- **Objective**
Locate the string "this" throughout the material and copy every line in which it occurs.

* * * * * * * * *

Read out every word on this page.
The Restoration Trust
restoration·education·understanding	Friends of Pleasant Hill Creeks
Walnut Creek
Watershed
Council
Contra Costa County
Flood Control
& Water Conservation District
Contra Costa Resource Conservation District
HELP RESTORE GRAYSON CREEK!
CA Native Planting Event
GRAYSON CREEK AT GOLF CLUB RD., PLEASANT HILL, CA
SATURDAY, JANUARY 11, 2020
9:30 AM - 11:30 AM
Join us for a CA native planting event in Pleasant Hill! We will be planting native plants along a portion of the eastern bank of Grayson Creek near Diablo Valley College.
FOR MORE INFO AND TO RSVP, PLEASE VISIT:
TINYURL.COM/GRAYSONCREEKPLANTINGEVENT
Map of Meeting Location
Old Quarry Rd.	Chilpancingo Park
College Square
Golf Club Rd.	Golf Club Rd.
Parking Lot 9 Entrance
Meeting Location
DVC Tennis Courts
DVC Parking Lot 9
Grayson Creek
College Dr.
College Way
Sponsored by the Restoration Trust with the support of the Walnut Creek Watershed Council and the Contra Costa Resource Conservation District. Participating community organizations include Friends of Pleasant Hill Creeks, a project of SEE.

* * * * * * * * *

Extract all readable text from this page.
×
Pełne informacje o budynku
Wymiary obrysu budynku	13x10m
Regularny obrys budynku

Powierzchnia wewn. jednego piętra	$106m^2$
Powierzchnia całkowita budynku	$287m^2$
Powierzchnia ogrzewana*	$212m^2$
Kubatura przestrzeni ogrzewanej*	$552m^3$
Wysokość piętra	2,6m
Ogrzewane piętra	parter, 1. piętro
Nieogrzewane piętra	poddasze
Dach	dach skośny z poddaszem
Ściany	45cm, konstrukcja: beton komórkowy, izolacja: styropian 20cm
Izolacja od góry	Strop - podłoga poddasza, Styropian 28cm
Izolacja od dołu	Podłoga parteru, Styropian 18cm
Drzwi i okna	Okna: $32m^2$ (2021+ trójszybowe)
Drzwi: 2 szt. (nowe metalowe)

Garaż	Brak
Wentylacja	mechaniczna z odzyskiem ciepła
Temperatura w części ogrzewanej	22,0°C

* * * * * * * * *

- **Solution below**
Read out every word on this page.
Extract all readable text from this page.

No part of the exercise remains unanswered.